Text block:
###

The Center for Financial Studies (CFS) (Gesellschaft für Kapitalmarktforschung), located in Frankfurt am Main, is an independent research institute affiliated to the Goethe University Frankfurt. CFS conducts independent and internationally oriented research on important topics in finance. It serves as a forum for dialogue between academia, policy makers and the financial industry. It also provides a platform for high-level basic as well as applied research of relevance to the European financial sector. 

Its president is Axel A. Weber, former President of Deutsche Bundesbank and former Chairman of the board of UBS Group AG. Otmar Issing is Honorary President. Directors are Andreas Hackethal and Rainer Klump. The managing director is Volker Brühl. The institute's sponsoring association is chaired by Jürgen Fitschen, former co-head of Deutsche Bank AG.

###

Element region listings:
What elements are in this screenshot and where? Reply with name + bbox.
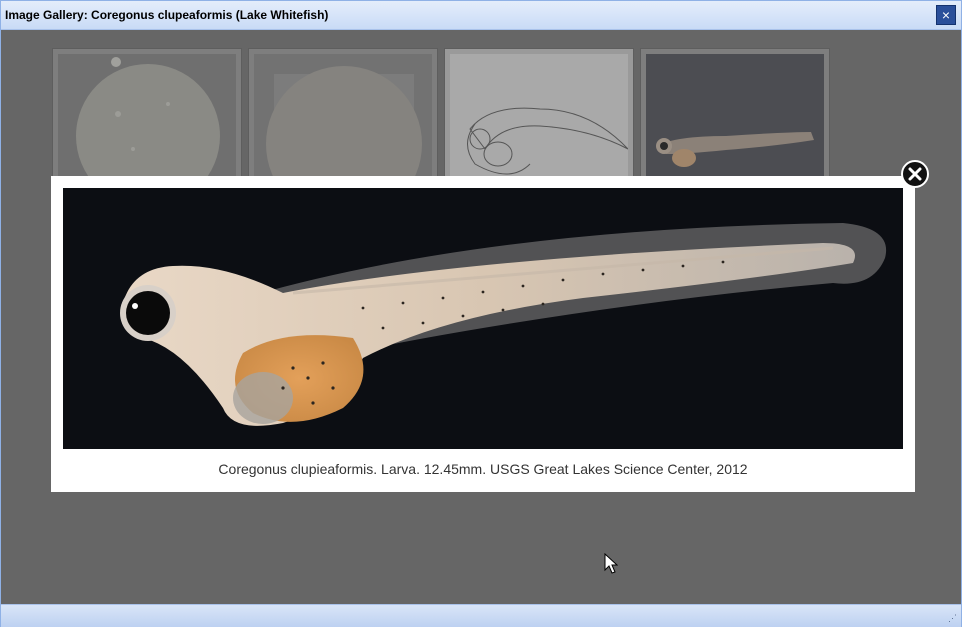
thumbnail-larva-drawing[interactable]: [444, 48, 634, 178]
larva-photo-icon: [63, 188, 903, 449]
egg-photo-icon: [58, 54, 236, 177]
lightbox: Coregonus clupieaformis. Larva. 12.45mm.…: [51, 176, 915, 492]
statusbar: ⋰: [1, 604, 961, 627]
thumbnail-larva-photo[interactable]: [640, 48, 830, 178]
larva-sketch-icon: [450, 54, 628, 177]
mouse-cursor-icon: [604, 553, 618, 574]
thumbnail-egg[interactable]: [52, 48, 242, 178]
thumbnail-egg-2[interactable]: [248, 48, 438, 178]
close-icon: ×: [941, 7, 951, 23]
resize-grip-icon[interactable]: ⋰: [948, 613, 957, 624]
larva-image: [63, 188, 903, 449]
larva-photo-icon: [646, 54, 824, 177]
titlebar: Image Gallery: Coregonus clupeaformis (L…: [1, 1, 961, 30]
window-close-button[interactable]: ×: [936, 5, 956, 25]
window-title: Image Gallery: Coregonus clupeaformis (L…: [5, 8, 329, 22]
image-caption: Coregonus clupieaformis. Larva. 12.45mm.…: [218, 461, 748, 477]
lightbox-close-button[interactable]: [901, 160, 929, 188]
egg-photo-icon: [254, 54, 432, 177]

###

What this exercise asks:
a: In one to three sentences, explain what role the passage on the Center for Financial Studies gives the institute in relation to academia, policy makers and the financial industry.
b: From the passage on the Center for Financial Studies, extract the section that starts at the words "Its president is" and ends after the words "Deutsche Bank AG.".
The records have no connection to the text about the Center for Financial Studies.

Responses for each task:
a: The institute serves as a forum for dialogue between academia, policy makers and the financial industry. It also provides a platform for high-level basic and applied research relevant to the European financial sector.

b:
Its president is Axel A. Weber, former President of Deutsche Bundesbank and former Chairman of the board of UBS Group AG. Otmar Issing is Honorary President. Directors are Andreas Hackethal and Rainer Klump. The managing director is Volker Brühl. The institute's sponsoring association is chaired by Jürgen Fitschen, former co-head of Deutsche Bank AG.